[Structured figure records]
##########

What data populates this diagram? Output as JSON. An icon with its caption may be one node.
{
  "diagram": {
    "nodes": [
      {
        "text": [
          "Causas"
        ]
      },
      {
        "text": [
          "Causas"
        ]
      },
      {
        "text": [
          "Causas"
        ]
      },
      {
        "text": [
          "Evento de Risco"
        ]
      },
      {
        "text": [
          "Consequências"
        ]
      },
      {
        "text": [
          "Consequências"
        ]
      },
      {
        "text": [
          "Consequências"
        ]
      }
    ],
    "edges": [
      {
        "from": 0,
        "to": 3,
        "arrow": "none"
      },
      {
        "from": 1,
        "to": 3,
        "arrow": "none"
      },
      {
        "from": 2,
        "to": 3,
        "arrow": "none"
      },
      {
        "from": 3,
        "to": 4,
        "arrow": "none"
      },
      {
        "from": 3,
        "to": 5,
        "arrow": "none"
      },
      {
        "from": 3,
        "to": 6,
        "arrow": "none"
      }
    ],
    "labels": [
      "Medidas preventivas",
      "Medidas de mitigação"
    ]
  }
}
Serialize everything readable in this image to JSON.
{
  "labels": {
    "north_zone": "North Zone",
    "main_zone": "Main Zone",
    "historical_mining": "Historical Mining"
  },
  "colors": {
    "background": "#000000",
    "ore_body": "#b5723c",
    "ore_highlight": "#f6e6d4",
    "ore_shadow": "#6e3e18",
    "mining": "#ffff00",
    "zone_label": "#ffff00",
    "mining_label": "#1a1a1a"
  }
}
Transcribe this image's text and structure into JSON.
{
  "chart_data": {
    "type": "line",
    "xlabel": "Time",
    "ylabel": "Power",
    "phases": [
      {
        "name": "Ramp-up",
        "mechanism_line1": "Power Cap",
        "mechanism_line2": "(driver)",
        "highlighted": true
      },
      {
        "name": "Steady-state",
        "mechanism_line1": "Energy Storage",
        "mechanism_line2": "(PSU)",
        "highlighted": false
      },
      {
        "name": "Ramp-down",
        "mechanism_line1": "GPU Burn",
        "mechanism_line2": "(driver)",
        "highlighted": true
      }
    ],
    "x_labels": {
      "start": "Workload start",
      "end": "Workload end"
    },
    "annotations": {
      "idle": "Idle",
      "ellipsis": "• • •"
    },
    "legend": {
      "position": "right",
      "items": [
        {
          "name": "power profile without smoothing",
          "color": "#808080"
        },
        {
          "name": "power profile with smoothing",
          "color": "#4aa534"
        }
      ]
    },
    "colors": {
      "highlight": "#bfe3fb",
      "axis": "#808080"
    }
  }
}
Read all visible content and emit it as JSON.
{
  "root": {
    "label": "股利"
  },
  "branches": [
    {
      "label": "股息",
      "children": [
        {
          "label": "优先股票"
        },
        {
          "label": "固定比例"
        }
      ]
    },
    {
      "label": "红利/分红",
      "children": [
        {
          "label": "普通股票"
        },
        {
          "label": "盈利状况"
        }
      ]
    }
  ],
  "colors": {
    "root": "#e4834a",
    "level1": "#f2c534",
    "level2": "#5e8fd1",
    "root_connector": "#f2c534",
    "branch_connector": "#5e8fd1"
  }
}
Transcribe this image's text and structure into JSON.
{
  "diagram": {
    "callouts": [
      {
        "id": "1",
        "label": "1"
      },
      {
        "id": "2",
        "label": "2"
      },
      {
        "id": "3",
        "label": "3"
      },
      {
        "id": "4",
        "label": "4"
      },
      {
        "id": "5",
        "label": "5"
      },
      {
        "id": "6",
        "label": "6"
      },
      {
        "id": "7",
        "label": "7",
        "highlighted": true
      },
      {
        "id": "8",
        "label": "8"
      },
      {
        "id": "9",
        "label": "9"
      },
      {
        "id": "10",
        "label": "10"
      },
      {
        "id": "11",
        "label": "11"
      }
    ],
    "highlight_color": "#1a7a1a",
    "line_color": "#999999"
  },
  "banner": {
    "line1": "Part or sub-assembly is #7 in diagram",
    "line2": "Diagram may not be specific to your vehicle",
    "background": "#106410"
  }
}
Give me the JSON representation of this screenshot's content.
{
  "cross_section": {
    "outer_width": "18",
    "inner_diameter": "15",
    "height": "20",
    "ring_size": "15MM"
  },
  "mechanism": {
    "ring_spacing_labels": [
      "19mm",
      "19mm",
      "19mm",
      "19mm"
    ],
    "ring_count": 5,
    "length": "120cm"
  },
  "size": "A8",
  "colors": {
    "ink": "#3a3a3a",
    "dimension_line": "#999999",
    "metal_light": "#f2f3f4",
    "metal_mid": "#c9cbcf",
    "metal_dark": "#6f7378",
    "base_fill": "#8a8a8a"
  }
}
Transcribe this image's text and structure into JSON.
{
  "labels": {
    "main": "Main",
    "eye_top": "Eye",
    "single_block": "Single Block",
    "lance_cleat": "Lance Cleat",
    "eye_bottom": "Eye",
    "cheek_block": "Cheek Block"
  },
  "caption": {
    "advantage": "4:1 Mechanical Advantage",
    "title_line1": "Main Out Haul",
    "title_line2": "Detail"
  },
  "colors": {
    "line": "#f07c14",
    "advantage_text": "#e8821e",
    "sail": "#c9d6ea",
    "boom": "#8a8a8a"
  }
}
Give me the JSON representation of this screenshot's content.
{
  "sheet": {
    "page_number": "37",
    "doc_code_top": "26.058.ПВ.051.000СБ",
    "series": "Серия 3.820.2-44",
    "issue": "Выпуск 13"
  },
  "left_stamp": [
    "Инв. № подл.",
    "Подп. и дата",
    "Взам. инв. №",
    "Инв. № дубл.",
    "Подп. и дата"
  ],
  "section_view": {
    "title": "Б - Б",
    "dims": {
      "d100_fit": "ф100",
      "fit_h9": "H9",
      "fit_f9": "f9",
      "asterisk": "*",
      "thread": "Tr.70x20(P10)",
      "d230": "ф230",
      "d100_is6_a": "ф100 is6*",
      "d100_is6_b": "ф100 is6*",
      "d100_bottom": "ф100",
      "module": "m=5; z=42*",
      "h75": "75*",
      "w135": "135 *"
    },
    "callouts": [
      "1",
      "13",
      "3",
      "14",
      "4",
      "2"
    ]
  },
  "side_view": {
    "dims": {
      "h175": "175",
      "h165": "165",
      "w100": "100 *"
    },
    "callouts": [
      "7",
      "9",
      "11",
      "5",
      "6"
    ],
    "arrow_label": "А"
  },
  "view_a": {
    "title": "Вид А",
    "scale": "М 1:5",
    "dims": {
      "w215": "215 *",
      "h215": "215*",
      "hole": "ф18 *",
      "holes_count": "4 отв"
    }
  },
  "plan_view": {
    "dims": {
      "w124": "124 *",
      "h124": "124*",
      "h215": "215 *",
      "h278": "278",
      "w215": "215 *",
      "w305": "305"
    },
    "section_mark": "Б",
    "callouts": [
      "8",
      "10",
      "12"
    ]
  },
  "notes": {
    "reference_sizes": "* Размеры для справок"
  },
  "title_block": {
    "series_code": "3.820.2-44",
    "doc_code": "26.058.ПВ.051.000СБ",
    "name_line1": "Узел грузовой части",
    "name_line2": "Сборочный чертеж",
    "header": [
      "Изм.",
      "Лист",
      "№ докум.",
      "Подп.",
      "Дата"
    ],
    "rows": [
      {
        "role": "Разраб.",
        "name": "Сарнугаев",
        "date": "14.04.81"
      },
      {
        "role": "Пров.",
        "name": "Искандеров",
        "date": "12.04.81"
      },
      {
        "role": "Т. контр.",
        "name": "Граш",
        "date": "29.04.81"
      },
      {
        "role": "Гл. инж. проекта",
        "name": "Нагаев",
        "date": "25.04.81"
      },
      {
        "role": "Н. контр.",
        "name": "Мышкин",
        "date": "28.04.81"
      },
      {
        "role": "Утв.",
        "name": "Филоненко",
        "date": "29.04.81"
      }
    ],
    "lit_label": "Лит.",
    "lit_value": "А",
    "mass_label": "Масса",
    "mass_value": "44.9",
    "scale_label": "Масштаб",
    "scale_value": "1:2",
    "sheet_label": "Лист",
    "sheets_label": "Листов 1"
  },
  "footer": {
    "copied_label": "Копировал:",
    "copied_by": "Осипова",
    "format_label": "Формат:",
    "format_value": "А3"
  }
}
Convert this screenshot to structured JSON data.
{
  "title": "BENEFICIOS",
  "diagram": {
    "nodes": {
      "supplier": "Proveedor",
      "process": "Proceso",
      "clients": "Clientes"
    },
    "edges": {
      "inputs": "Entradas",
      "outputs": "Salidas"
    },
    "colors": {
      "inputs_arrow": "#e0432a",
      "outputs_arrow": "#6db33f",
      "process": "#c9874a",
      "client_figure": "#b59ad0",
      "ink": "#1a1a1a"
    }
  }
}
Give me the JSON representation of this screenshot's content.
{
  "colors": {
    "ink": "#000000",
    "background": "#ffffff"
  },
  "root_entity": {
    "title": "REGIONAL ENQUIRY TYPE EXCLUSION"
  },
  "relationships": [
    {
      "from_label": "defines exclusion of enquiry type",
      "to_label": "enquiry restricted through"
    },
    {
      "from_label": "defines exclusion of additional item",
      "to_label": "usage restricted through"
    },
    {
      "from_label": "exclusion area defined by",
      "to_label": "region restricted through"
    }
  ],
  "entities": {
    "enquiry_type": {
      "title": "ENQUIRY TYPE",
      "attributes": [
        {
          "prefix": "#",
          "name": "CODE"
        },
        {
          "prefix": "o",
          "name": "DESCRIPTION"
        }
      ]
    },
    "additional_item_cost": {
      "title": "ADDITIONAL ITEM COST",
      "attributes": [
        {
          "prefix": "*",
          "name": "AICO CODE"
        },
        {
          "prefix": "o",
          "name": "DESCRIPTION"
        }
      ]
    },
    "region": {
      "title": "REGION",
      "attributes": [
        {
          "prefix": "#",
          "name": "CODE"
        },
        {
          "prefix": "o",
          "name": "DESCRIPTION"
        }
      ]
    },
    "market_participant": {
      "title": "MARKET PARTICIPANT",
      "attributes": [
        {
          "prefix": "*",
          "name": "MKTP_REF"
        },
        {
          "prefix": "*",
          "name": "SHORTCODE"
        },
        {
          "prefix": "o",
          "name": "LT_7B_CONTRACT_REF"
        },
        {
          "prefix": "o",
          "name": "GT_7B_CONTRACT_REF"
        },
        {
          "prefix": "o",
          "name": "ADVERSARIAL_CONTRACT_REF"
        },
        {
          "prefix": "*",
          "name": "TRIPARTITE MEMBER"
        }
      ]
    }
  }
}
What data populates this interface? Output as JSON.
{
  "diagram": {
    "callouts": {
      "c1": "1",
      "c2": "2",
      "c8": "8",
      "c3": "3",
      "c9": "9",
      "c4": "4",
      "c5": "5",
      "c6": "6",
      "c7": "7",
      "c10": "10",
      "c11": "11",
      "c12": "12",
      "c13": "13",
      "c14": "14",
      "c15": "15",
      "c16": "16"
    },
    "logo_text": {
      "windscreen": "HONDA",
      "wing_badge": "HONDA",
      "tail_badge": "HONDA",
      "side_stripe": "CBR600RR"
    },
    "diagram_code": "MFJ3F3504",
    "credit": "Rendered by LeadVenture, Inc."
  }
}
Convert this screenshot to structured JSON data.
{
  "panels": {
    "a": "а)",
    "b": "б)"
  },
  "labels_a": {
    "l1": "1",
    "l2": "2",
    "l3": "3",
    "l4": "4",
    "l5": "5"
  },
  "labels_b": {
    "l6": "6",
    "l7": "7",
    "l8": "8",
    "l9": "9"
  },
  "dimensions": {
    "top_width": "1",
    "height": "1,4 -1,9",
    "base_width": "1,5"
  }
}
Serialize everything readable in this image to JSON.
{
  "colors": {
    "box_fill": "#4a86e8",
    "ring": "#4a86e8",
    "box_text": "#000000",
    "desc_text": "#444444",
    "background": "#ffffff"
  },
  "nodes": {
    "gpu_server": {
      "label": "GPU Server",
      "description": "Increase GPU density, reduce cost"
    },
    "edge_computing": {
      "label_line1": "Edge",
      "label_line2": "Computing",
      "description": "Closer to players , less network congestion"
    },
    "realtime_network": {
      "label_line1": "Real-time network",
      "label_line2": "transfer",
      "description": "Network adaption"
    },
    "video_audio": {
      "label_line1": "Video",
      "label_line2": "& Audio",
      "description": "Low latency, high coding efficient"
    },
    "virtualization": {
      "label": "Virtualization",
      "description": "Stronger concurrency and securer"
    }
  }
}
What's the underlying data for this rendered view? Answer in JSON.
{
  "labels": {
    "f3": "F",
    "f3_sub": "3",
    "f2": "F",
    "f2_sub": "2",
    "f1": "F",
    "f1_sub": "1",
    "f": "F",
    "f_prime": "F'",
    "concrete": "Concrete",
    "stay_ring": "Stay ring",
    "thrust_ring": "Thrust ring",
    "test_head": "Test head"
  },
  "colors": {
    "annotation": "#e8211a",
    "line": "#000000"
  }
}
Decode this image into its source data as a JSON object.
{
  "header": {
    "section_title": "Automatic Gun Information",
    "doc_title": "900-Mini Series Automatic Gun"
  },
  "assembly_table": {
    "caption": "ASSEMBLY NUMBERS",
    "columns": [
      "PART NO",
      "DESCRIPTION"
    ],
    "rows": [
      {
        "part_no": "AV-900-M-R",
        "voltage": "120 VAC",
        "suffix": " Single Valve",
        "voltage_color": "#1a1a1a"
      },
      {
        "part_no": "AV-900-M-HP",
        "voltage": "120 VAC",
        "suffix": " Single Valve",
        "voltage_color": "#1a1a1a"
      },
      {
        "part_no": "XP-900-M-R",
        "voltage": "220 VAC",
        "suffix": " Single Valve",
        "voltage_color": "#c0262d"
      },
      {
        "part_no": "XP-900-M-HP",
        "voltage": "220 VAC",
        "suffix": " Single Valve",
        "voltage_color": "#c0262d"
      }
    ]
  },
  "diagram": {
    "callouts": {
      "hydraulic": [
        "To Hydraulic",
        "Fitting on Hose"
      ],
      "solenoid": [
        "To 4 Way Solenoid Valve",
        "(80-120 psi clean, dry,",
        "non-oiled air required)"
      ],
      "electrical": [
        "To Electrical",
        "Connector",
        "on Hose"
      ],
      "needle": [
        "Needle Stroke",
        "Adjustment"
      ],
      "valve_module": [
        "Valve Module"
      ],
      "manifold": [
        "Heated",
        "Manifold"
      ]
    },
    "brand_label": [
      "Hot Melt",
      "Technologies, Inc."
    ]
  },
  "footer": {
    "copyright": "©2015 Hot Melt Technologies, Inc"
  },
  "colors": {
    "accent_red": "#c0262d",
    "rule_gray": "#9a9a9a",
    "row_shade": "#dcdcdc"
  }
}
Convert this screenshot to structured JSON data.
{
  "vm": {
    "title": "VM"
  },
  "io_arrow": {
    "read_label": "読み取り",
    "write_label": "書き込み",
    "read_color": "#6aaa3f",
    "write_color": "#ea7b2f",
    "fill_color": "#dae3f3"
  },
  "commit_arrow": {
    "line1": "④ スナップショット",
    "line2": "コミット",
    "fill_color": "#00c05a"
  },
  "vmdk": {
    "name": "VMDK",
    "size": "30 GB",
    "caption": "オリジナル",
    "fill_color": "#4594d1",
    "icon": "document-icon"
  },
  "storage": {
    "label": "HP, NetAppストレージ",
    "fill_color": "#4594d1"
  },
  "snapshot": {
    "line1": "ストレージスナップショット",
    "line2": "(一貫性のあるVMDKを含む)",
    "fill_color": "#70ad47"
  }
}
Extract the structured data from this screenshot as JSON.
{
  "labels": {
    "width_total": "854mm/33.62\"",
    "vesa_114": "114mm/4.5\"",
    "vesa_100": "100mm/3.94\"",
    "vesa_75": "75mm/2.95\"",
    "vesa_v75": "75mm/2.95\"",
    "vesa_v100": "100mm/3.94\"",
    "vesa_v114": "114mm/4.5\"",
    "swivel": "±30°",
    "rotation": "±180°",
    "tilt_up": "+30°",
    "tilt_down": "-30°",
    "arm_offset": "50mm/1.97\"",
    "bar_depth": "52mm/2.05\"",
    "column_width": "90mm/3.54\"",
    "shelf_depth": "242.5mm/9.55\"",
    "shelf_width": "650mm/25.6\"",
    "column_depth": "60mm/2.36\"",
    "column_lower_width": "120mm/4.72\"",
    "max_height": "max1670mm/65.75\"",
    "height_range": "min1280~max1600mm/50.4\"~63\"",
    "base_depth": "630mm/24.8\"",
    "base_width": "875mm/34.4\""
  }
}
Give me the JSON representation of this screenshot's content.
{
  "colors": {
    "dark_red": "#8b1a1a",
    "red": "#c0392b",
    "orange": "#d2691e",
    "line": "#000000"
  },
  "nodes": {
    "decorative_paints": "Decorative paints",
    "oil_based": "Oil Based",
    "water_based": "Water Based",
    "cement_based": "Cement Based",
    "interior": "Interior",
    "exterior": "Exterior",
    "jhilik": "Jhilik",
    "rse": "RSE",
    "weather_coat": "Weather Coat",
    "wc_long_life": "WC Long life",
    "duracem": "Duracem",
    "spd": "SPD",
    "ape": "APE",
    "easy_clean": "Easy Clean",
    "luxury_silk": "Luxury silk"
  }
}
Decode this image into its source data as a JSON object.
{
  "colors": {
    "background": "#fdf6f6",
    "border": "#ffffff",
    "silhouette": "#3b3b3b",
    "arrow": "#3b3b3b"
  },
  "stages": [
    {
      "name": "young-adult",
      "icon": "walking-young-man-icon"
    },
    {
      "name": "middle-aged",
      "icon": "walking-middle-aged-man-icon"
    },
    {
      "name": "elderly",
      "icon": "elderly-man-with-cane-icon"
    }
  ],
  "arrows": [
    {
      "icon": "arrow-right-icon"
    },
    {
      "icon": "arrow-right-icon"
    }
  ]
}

##########

◆ Work to complete ◆
Each line containing "Melt" counts once; state the total number of such lines and nothing else.

◆ Completed exercise ◆
2